[start Given data]

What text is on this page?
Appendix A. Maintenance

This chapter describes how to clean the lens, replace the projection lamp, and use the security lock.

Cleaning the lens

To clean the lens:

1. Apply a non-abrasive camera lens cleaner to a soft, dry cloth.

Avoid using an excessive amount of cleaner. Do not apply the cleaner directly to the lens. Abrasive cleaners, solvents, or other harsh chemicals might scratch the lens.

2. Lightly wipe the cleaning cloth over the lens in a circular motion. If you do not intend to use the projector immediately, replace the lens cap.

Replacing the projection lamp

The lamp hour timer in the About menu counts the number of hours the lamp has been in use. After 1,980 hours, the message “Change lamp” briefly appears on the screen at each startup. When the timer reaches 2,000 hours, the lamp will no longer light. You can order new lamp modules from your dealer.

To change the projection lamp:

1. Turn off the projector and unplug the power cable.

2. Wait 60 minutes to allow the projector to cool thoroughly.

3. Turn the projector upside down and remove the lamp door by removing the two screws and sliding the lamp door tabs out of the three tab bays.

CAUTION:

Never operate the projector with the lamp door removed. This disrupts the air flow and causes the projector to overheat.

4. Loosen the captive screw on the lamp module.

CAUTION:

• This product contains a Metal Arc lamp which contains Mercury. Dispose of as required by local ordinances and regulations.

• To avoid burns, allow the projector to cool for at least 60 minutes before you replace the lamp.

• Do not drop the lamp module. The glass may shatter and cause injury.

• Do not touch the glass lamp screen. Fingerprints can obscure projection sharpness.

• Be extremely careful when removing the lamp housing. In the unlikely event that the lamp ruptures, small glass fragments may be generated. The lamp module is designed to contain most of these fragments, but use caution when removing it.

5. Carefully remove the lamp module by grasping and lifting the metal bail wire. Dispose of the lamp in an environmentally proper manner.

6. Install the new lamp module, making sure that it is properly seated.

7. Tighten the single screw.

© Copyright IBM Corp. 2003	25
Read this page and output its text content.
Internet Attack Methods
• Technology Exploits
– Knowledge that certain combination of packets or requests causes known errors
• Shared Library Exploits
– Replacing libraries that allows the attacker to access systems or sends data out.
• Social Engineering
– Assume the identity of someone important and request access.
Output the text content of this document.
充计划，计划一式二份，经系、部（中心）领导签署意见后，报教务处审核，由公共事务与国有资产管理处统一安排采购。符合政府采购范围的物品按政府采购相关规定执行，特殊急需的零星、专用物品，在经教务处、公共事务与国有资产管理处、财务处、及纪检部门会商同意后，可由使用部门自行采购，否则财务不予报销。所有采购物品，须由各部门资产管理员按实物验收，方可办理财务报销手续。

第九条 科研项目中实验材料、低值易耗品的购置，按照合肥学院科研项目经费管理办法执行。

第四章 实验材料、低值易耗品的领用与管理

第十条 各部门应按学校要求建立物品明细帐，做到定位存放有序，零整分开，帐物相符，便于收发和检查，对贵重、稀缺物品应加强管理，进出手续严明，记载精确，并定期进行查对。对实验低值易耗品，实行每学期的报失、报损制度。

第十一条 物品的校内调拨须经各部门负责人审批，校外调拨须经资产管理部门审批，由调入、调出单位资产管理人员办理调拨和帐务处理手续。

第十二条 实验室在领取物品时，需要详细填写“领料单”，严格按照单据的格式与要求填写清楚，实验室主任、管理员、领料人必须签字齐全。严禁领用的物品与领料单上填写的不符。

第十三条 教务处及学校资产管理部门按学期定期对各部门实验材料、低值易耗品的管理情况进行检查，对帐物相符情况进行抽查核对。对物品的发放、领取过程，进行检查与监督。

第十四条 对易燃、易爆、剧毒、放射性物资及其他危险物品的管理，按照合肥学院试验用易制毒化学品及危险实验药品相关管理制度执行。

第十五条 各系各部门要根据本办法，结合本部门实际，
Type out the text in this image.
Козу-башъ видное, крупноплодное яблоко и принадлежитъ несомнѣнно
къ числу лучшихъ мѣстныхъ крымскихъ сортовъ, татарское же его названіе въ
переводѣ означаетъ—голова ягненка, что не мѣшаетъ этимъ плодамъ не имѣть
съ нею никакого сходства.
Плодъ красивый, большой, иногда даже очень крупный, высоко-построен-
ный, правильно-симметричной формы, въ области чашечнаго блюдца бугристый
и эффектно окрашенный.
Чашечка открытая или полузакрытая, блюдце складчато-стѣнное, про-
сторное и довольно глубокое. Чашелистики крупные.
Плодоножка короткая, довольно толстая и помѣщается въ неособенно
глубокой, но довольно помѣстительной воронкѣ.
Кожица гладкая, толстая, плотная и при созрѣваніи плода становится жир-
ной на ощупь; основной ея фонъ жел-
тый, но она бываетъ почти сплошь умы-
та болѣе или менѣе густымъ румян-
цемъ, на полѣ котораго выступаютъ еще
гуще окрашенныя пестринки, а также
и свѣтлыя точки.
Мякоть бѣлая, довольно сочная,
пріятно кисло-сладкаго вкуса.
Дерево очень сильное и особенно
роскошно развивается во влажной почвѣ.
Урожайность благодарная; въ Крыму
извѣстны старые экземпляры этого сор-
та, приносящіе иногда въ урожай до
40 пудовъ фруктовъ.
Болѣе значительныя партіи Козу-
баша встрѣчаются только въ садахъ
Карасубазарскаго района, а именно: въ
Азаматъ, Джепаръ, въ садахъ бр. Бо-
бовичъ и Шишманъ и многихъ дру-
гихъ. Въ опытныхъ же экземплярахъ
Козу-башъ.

[end Given data]

### [What this task involves]
Locate and copy each line in the data above that includes the word "screen".

### [Correct response]
The lamp hour timer in the About menu counts the number of hours the lamp has been in use. After 1,980 hours, the message “Change lamp” briefly appears on the screen at each startup. When the timer reaches 2,000 hours, the lamp will no longer light. You can order new lamp modules from your dealer.
• Do not touch the glass lamp screen. Fingerprints can obscure projection sharpness.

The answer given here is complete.